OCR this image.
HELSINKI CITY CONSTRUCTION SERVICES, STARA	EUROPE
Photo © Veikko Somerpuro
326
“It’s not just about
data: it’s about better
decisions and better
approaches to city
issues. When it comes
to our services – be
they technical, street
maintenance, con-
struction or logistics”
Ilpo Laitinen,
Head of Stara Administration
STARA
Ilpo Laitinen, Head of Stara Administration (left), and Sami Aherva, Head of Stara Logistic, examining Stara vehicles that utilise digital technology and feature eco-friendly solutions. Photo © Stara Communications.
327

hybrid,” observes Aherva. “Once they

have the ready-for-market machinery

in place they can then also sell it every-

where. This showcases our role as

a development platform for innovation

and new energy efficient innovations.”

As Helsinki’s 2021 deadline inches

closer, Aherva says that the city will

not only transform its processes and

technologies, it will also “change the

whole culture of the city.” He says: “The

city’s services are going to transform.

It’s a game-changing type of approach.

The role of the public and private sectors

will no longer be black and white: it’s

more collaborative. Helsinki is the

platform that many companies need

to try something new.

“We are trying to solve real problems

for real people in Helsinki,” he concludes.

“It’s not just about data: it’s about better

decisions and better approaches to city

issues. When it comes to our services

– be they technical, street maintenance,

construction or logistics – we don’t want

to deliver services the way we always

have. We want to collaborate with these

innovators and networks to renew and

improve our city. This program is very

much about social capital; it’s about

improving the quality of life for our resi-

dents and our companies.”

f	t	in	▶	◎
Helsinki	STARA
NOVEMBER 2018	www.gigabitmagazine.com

Given request: In the lines above, locate the string "role". Copy every line where it occurs.

Answer to the problem:
where. This showcases our role as
The role of the public and private sectors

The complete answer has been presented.